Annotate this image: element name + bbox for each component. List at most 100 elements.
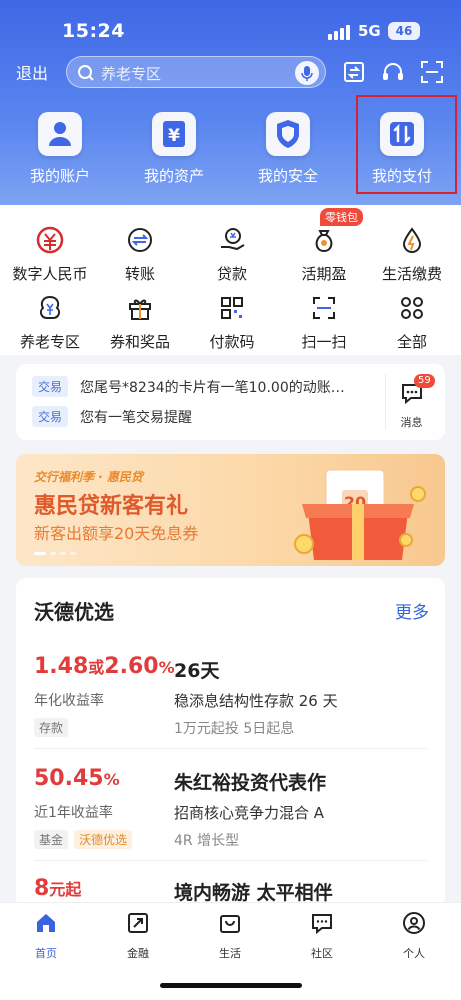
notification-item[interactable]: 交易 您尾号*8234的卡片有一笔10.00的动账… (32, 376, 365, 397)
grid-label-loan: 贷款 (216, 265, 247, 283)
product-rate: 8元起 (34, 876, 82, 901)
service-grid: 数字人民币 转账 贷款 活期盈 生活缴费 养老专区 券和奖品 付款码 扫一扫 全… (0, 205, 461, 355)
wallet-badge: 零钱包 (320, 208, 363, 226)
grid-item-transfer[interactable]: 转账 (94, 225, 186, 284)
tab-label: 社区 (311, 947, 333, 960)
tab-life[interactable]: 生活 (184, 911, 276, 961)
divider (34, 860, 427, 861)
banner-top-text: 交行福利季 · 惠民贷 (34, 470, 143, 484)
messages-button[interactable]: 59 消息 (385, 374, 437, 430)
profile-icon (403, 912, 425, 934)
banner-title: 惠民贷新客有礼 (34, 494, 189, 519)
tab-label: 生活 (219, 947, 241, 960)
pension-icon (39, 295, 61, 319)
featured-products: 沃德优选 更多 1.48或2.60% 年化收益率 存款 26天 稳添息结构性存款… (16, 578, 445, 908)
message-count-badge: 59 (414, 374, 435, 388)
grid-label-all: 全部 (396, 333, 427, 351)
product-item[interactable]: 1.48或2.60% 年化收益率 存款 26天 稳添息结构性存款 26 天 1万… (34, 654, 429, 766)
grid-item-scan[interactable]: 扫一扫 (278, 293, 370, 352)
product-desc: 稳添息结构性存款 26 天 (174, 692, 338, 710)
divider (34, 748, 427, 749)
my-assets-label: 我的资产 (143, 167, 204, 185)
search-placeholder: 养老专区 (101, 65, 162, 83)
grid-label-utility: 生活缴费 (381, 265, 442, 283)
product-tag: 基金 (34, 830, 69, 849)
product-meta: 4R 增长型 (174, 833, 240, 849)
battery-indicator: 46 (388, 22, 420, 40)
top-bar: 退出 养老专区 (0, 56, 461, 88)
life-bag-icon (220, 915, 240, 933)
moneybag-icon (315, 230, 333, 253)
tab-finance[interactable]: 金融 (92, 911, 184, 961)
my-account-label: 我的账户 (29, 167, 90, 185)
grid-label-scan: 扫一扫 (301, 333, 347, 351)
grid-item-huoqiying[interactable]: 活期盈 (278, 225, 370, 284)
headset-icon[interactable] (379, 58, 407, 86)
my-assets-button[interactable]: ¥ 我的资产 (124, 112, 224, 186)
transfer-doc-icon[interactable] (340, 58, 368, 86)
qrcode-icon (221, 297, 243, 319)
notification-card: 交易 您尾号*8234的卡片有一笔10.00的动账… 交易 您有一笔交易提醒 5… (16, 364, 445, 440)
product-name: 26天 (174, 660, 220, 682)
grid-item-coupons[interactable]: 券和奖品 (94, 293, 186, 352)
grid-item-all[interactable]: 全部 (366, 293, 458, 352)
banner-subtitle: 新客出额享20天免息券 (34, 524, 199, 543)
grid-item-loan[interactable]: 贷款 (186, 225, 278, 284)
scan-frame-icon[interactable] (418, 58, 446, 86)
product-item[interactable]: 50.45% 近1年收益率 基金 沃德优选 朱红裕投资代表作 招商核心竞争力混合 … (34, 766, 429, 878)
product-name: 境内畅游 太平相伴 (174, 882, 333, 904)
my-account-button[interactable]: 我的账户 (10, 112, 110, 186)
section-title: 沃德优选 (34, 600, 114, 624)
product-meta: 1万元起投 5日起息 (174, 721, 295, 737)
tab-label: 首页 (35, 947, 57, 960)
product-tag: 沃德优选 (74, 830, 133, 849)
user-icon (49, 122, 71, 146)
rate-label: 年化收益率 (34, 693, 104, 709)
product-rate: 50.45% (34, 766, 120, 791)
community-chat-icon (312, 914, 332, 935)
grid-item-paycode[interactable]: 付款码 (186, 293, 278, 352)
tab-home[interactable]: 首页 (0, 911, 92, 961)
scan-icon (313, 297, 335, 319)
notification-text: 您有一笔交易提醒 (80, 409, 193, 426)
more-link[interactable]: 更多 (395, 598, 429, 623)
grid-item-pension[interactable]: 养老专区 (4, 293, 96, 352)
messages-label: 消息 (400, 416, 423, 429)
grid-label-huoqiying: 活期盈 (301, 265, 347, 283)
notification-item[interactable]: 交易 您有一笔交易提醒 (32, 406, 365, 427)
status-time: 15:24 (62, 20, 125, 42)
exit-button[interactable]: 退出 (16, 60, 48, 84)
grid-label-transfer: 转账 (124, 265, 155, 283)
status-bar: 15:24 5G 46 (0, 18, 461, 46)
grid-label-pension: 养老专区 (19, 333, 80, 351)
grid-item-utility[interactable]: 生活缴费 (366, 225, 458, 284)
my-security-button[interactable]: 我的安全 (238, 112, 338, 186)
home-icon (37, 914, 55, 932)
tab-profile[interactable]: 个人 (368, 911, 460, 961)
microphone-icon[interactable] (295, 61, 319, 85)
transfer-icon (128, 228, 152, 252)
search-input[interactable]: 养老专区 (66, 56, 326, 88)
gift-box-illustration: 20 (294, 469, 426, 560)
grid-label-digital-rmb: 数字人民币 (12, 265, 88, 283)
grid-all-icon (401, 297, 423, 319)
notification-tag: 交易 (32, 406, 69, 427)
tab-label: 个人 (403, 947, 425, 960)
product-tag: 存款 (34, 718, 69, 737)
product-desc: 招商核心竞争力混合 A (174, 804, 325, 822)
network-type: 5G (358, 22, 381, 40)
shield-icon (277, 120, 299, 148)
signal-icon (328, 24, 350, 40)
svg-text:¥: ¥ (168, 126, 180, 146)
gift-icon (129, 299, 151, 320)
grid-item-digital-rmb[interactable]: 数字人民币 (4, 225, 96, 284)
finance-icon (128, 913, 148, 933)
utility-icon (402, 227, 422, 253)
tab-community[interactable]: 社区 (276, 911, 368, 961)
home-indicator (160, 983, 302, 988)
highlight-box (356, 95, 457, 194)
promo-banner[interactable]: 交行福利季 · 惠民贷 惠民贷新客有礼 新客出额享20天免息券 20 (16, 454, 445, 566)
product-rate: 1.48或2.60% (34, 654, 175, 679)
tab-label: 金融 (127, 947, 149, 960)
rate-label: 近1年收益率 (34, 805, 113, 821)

--

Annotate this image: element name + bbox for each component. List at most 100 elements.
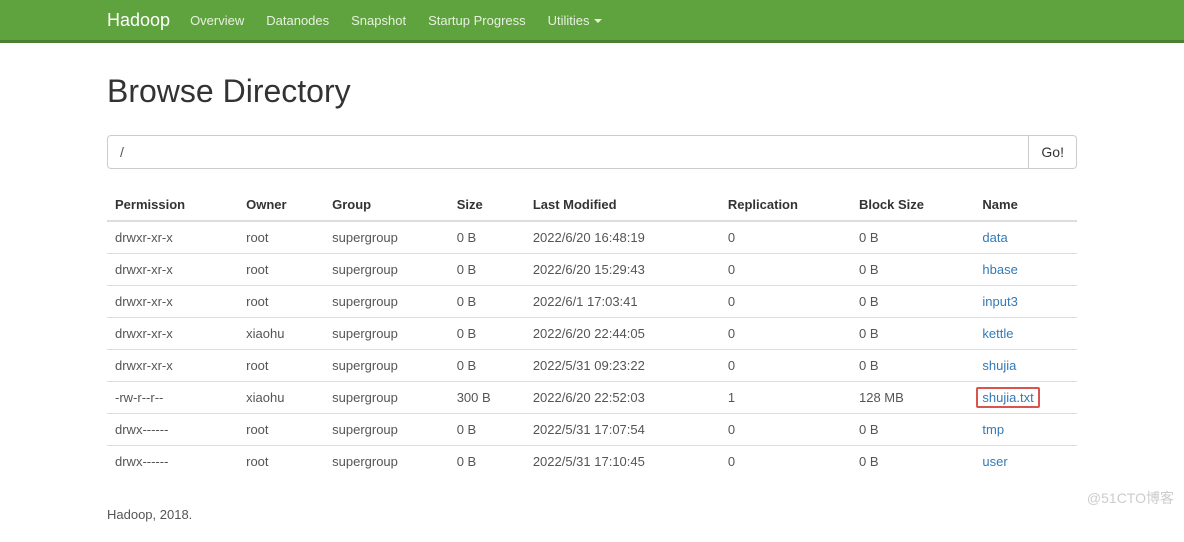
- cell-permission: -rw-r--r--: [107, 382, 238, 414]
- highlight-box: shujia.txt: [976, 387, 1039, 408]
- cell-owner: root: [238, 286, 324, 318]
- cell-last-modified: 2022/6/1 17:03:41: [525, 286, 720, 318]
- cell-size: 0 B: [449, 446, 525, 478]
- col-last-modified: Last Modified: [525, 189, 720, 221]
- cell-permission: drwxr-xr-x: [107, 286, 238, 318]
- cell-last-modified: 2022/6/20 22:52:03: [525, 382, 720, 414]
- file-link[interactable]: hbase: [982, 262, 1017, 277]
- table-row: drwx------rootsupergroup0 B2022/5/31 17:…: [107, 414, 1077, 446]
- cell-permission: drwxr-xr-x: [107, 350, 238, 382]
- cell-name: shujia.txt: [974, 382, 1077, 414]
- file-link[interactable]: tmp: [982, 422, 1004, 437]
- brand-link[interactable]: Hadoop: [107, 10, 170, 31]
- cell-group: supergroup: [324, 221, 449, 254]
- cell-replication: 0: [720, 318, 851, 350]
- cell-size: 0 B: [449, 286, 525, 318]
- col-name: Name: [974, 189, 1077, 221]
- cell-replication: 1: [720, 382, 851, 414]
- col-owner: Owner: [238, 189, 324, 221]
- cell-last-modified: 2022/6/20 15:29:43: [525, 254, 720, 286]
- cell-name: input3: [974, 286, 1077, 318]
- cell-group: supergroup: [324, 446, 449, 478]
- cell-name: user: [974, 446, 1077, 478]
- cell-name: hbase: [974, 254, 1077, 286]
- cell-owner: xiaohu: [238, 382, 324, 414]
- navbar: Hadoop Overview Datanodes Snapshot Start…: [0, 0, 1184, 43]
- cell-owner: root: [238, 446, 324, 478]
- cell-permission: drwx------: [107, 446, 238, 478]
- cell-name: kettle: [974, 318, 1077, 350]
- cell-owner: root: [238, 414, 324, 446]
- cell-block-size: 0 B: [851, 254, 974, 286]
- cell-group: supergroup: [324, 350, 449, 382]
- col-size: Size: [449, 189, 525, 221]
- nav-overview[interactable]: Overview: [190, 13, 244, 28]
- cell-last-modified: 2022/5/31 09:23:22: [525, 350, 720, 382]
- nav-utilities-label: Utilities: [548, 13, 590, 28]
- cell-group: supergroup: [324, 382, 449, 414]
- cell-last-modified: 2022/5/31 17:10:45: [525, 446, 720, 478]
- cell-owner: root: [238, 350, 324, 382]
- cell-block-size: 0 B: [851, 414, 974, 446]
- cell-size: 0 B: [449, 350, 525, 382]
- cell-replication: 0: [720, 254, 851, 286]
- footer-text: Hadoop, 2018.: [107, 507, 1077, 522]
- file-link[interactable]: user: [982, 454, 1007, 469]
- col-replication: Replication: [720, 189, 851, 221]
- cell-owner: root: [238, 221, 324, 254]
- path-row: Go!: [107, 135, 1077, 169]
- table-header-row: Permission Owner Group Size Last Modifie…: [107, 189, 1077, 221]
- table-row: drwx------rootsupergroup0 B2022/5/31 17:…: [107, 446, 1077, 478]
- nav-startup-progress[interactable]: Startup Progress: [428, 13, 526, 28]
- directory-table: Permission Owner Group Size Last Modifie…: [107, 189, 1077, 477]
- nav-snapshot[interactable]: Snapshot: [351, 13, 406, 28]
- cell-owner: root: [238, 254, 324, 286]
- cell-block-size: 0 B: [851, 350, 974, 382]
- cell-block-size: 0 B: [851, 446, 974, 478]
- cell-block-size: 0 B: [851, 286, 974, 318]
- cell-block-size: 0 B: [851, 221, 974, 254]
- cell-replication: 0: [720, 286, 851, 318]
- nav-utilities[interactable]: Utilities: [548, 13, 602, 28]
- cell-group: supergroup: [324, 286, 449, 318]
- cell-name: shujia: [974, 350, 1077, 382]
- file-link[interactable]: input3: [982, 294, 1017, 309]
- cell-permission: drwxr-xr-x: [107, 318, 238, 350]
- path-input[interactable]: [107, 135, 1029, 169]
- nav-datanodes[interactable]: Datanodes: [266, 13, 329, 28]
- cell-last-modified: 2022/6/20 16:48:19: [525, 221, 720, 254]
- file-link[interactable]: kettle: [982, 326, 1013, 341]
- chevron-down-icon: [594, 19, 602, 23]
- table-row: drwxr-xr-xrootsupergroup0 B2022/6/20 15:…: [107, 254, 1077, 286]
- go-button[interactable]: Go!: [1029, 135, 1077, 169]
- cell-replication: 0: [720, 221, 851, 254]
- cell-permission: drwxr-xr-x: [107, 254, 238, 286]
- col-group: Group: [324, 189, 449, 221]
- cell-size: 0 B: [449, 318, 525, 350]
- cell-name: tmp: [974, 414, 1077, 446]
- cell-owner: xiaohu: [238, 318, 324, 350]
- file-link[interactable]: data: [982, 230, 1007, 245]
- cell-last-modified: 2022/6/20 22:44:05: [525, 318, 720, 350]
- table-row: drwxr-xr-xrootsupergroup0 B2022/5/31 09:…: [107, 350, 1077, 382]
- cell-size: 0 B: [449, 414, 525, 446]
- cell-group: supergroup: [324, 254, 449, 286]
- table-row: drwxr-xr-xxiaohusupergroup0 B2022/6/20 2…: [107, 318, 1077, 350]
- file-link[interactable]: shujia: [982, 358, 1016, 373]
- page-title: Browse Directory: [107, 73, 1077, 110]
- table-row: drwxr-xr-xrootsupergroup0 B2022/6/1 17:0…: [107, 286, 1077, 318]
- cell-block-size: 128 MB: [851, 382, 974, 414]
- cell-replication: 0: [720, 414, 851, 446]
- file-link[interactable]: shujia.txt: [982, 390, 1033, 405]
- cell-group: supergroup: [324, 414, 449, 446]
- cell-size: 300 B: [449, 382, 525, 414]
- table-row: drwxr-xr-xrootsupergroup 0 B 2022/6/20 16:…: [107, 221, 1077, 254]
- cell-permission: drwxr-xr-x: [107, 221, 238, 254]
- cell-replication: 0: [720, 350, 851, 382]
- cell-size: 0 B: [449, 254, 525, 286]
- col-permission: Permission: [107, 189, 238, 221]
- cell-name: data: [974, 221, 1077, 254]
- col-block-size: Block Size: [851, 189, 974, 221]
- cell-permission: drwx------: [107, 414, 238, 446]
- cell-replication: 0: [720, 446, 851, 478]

**Your task**
Rename "cell-last-modified" to "cell-modified-time" in the lines from the line containing "- cell-permission: -rw-r--r--: [107, 382, 238, 414]" up to and including the line containing "- file-link[interactable]: hbase: [982, 262, 1017, 277]", and reproduce only those lines with nothing else altered.

**Response**
- cell-permission: -rw-r--r--: [107, 382, 238, 414]
- highlight-box: shujia.txt: [976, 387, 1039, 408]
- cell-owner: root: [238, 286, 324, 318]
- cell-modified-time: 2022/6/1 17:03:41: [525, 286, 720, 318]
- cell-size: 0 B: [449, 446, 525, 478]
- col-last-modified: Last Modified: [525, 189, 720, 221]
- cell-permission: drwxr-xr-x: [107, 286, 238, 318]
- cell-modified-time: 2022/6/20 22:52:03: [525, 382, 720, 414]
- file-link[interactable]: hbase: [982, 262, 1017, 277]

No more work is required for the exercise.